SUPPLIED DATA
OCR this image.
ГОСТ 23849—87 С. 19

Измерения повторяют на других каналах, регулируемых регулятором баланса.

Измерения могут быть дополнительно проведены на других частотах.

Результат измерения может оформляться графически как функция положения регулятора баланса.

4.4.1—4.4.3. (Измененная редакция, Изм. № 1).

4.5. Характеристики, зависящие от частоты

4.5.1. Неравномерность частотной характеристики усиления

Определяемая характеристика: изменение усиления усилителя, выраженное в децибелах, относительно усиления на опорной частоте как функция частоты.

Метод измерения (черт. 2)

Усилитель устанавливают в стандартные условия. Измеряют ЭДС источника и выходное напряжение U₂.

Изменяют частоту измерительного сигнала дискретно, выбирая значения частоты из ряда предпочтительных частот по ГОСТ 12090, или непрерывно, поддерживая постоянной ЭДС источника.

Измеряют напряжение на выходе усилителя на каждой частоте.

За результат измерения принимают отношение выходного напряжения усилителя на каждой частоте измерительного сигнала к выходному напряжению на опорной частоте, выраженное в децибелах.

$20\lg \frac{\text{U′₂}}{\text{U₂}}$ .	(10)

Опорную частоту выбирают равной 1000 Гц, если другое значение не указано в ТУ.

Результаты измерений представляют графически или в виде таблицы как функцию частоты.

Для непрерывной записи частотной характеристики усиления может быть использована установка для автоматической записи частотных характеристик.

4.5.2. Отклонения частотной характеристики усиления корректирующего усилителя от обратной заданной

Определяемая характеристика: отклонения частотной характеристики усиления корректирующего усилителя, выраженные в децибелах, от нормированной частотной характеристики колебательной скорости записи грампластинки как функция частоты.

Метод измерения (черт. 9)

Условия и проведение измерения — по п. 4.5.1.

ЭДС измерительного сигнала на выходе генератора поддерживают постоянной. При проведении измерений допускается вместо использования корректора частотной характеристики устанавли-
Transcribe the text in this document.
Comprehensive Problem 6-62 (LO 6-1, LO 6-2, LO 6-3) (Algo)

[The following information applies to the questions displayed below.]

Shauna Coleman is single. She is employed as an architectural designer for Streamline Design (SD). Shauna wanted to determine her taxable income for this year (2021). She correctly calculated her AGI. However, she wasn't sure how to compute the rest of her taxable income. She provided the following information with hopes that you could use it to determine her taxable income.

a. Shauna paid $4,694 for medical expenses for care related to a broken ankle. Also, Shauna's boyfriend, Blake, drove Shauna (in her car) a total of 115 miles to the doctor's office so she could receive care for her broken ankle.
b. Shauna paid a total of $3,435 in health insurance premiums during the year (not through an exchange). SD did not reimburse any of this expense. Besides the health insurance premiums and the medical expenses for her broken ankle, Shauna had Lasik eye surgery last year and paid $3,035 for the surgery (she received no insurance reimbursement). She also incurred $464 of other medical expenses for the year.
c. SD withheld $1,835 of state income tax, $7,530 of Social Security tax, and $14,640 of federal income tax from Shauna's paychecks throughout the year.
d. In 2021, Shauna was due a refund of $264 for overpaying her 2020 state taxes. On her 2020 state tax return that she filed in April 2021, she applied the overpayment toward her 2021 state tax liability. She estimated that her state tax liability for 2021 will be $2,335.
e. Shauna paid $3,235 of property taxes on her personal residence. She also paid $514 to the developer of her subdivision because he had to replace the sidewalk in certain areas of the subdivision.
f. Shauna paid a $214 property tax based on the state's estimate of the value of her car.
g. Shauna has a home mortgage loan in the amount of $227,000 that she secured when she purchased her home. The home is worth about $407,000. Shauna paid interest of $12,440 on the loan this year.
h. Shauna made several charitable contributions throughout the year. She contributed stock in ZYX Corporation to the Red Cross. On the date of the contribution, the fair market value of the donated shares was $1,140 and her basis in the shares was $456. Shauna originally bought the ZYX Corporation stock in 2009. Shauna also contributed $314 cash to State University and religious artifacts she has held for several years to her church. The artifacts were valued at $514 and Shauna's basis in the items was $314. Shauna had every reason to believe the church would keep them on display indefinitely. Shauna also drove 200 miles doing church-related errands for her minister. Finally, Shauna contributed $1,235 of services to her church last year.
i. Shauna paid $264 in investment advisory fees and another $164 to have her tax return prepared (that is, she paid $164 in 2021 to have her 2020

WORK INSTRUCTIONS
Reproduce each entry from the records above, character for character.

RESPONSE
OCR this image.
ГОСТ 23849—87 С. 19

Измерения повторяют на других каналах, регулируемых регулятором баланса.

Измерения могут быть дополнительно проведены на других частотах.

Результат измерения может оформляться графически как функция положения регулятора баланса.

4.4.1—4.4.3. (Измененная редакция, Изм. № 1).

4.5. Характеристики, зависящие от частоты

4.5.1. Неравномерность частотной характеристики усиления

Определяемая характеристика: изменение усиления усилителя, выраженное в децибелах, относительно усиления на опорной частоте как функция частоты.

Метод измерения (черт. 2)

Усилитель устанавливают в стандартные условия. Измеряют ЭДС источника и выходное напряжение U₂.

Изменяют частоту измерительного сигнала дискретно, выбирая значения частоты из ряда предпочтительных частот по ГОСТ 12090, или непрерывно, поддерживая постоянной ЭДС источника.

Измеряют напряжение на выходе усилителя на каждой частоте.

За результат измерения принимают отношение выходного напряжения усилителя на каждой частоте измерительного сигнала к выходному напряжению на опорной частоте, выраженное в децибелах.

$20\lg \frac{\text{U′₂}}{\text{U₂}}$ .	(10)

Опорную частоту выбирают равной 1000 Гц, если другое значение не указано в ТУ.

Результаты измерений представляют графически или в виде таблицы как функцию частоты.

Для непрерывной записи частотной характеристики усиления может быть использована установка для автоматической записи частотных характеристик.

4.5.2. Отклонения частотной характеристики усиления корректирующего усилителя от обратной заданной

Определяемая характеристика: отклонения частотной характеристики усиления корректирующего усилителя, выраженные в децибелах, от нормированной частотной характеристики колебательной скорости записи грампластинки как функция частоты.

Метод измерения (черт. 9)

Условия и проведение измерения — по п. 4.5.1.

ЭДС измерительного сигнала на выходе генератора поддерживают постоянной. При проведении измерений допускается вместо использования корректора частотной характеристики устанавли-
Transcribe the text in this document.
Comprehensive Problem 6-62 (LO 6-1, LO 6-2, LO 6-3) (Algo)

[The following information applies to the questions displayed below.]

Shauna Coleman is single. She is employed as an architectural designer for Streamline Design (SD). Shauna wanted to determine her taxable income for this year (2021). She correctly calculated her AGI. However, she wasn't sure how to compute the rest of her taxable income. She provided the following information with hopes that you could use it to determine her taxable income.

a. Shauna paid $4,694 for medical expenses for care related to a broken ankle. Also, Shauna's boyfriend, Blake, drove Shauna (in her car) a total of 115 miles to the doctor's office so she could receive care for her broken ankle.
b. Shauna paid a total of $3,435 in health insurance premiums during the year (not through an exchange). SD did not reimburse any of this expense. Besides the health insurance premiums and the medical expenses for her broken ankle, Shauna had Lasik eye surgery last year and paid $3,035 for the surgery (she received no insurance reimbursement). She also incurred $464 of other medical expenses for the year.
c. SD withheld $1,835 of state income tax, $7,530 of Social Security tax, and $14,640 of federal income tax from Shauna's paychecks throughout the year.
d. In 2021, Shauna was due a refund of $264 for overpaying her 2020 state taxes. On her 2020 state tax return that she filed in April 2021, she applied the overpayment toward her 2021 state tax liability. She estimated that her state tax liability for 2021 will be $2,335.
e. Shauna paid $3,235 of property taxes on her personal residence. She also paid $514 to the developer of her subdivision because he had to replace the sidewalk in certain areas of the subdivision.
f. Shauna paid a $214 property tax based on the state's estimate of the value of her car.
g. Shauna has a home mortgage loan in the amount of $227,000 that she secured when she purchased her home. The home is worth about $407,000. Shauna paid interest of $12,440 on the loan this year.
h. Shauna made several charitable contributions throughout the year. She contributed stock in ZYX Corporation to the Red Cross. On the date of the contribution, the fair market value of the donated shares was $1,140 and her basis in the shares was $456. Shauna originally bought the ZYX Corporation stock in 2009. Shauna also contributed $314 cash to State University and religious artifacts she has held for several years to her church. The artifacts were valued at $514 and Shauna's basis in the items was $314. Shauna had every reason to believe the church would keep them on display indefinitely. Shauna also drove 200 miles doing church-related errands for her minister. Finally, Shauna contributed $1,235 of services to her church last year.
i. Shauna paid $264 in investment advisory fees and another $164 to have her tax return prepared (that is, she paid $164 in 2021 to have her 2020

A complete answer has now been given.